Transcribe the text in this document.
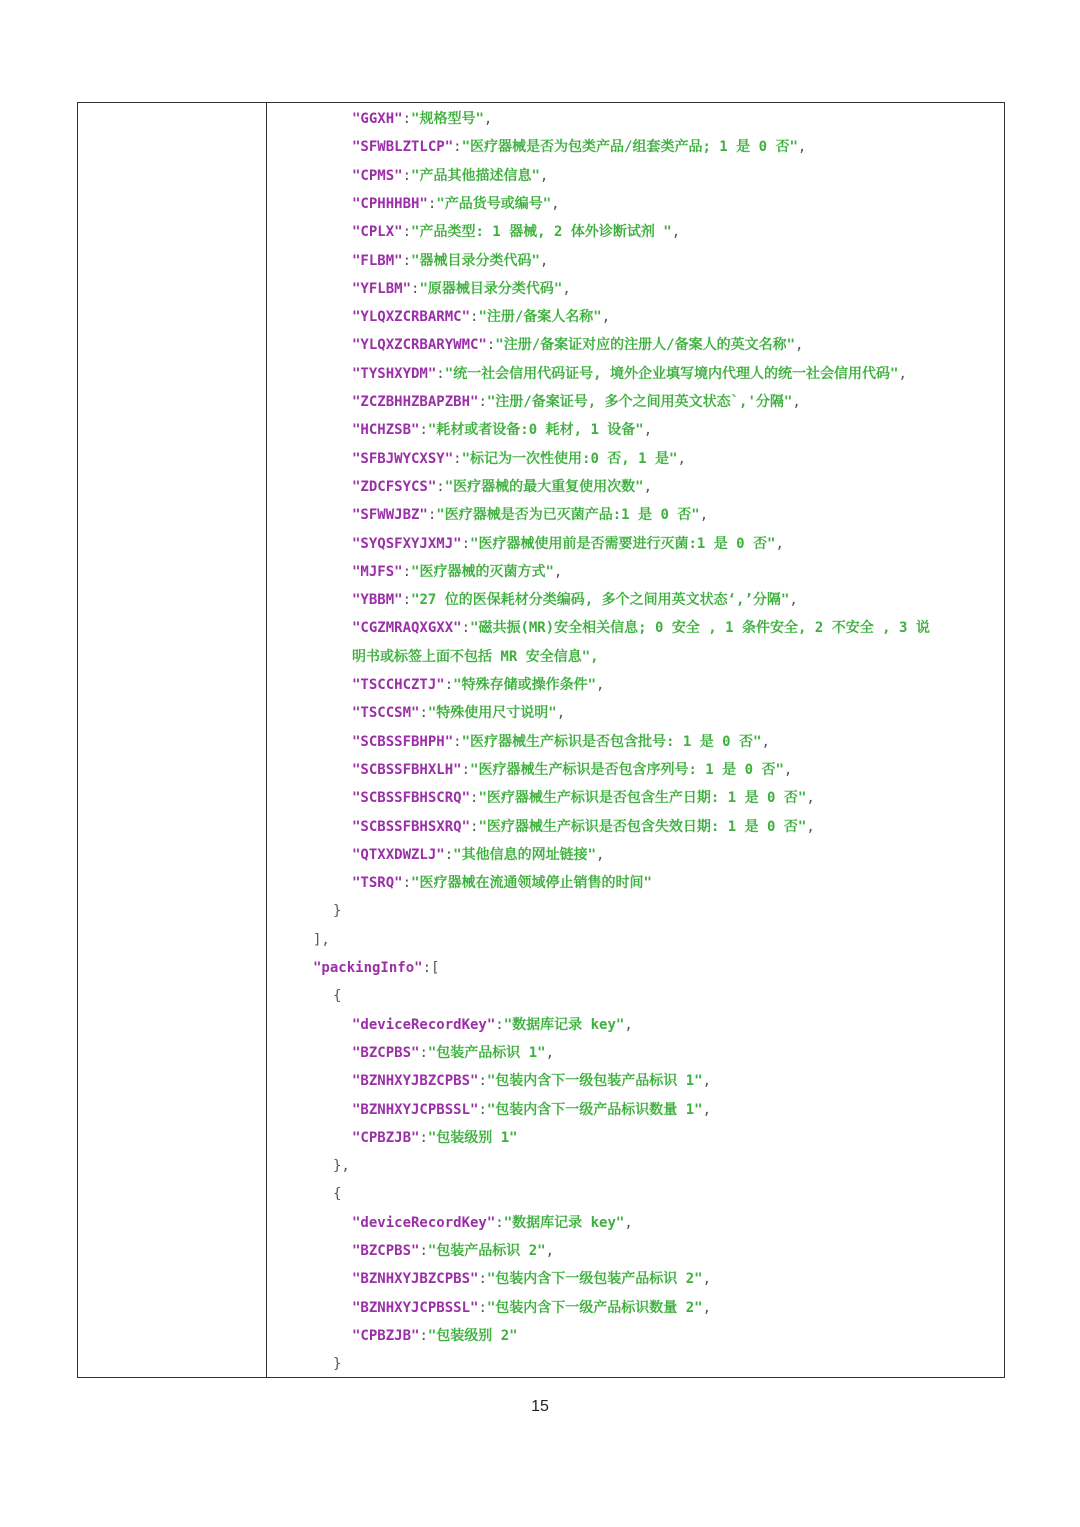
"GGXH":"规格型号",
"SFWBLZTLCP":"医疗器械是否为包类产品/组套类产品; 1 是 0 否",
"CPMS":"产品其他描述信息",
"CPHHHBH":"产品货号或编号",
"CPLX":"产品类型: 1 器械, 2 体外诊断试剂 ",
"FLBM":"器械目录分类代码",
"YFLBM":"原器械目录分类代码",
"YLQXZCRBARMC":"注册/备案人名称",
"YLQXZCRBARYWMC":"注册/备案证对应的注册人/备案人的英文名称",
"TYSHXYDM":"统一社会信用代码证号, 境外企业填写境内代理人的统一社会信用代码",
"ZCZBHHZBAPZBH":"注册/备案证号, 多个之间用英文状态`,'分隔",
"HCHZSB":"耗材或者设备:0 耗材, 1 设备",
"SFBJWYCXSY":"标记为一次性使用:0 否, 1 是",
"ZDCFSYCS":"医疗器械的最大重复使用次数",
"SFWWJBZ":"医疗器械是否为已灭菌产品:1 是 0 否",
"SYQSFXYJXMJ":"医疗器械使用前是否需要进行灭菌:1 是 0 否",
"MJFS":"医疗器械的灭菌方式",
"YBBM":"27 位的医保耗材分类编码, 多个之间用英文状态‘,’分隔",
"CGZMRAQXGXX":"磁共振(MR)安全相关信息; 0 安全 , 1 条件安全, 2 不安全 , 3 说
明书或标签上面不包括 MR 安全信息",
"TSCCHCZTJ":"特殊存储或操作条件",
"TSCCSM":"特殊使用尺寸说明",
"SCBSSFBHPH":"医疗器械生产标识是否包含批号: 1 是 0 否",
"SCBSSFBHXLH":"医疗器械生产标识是否包含序列号: 1 是 0 否",
"SCBSSFBHSCRQ":"医疗器械生产标识是否包含生产日期: 1 是 0 否",
"SCBSSFBHSXRQ":"医疗器械生产标识是否包含失效日期: 1 是 0 否",
"QTXXDWZLJ":"其他信息的网址链接",
"TSRQ":"医疗器械在流通领域停止销售的时间"
}
],
"packingInfo":[
{
"deviceRecordKey":"数据库记录 key",
"BZCPBS":"包装产品标识 1",
"BZNHXYJBZCPBS":"包装内含下一级包装产品标识 1",
"BZNHXYJCPBSSL":"包装内含下一级产品标识数量 1",
"CPBZJB":"包装级别 1"
},
{
"deviceRecordKey":"数据库记录 key",
"BZCPBS":"包装产品标识 2",
"BZNHXYJBZCPBS":"包装内含下一级包装产品标识 2",
"BZNHXYJCPBSSL":"包装内含下一级产品标识数量 2",
"CPBZJB":"包装级别 2"
}
15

☆ ☆ ☆ ☆ ☆ ☆ ☆

*Work to be completed*
Write the records out once more, exactly as they appear, with no pictures.

*Answer to the task*
Transcribe the text in this document.
"GGXH":"规格型号",
"SFWBLZTLCP":"医疗器械是否为包类产品/组套类产品; 1 是 0 否",
"CPMS":"产品其他描述信息",
"CPHHHBH":"产品货号或编号",
"CPLX":"产品类型: 1 器械, 2 体外诊断试剂 ",
"FLBM":"器械目录分类代码",
"YFLBM":"原器械目录分类代码",
"YLQXZCRBARMC":"注册/备案人名称",
"YLQXZCRBARYWMC":"注册/备案证对应的注册人/备案人的英文名称",
"TYSHXYDM":"统一社会信用代码证号, 境外企业填写境内代理人的统一社会信用代码",
"ZCZBHHZBAPZBH":"注册/备案证号, 多个之间用英文状态`,'分隔",
"HCHZSB":"耗材或者设备:0 耗材, 1 设备",
"SFBJWYCXSY":"标记为一次性使用:0 否, 1 是",
"ZDCFSYCS":"医疗器械的最大重复使用次数",
"SFWWJBZ":"医疗器械是否为已灭菌产品:1 是 0 否",
"SYQSFXYJXMJ":"医疗器械使用前是否需要进行灭菌:1 是 0 否",
"MJFS":"医疗器械的灭菌方式",
"YBBM":"27 位的医保耗材分类编码, 多个之间用英文状态‘,’分隔",
"CGZMRAQXGXX":"磁共振(MR)安全相关信息; 0 安全 , 1 条件安全, 2 不安全 , 3 说
明书或标签上面不包括 MR 安全信息",
"TSCCHCZTJ":"特殊存储或操作条件",
"TSCCSM":"特殊使用尺寸说明",
"SCBSSFBHPH":"医疗器械生产标识是否包含批号: 1 是 0 否",
"SCBSSFBHXLH":"医疗器械生产标识是否包含序列号: 1 是 0 否",
"SCBSSFBHSCRQ":"医疗器械生产标识是否包含生产日期: 1 是 0 否",
"SCBSSFBHSXRQ":"医疗器械生产标识是否包含失效日期: 1 是 0 否",
"QTXXDWZLJ":"其他信息的网址链接",
"TSRQ":"医疗器械在流通领域停止销售的时间"
}
],
"packingInfo":[
{
"deviceRecordKey":"数据库记录 key",
"BZCPBS":"包装产品标识 1",
"BZNHXYJBZCPBS":"包装内含下一级包装产品标识 1",
"BZNHXYJCPBSSL":"包装内含下一级产品标识数量 1",
"CPBZJB":"包装级别 1"
},
{
"deviceRecordKey":"数据库记录 key",
"BZCPBS":"包装产品标识 2",
"BZNHXYJBZCPBS":"包装内含下一级包装产品标识 2",
"BZNHXYJCPBSSL":"包装内含下一级产品标识数量 2",
"CPBZJB":"包装级别 2"
}
15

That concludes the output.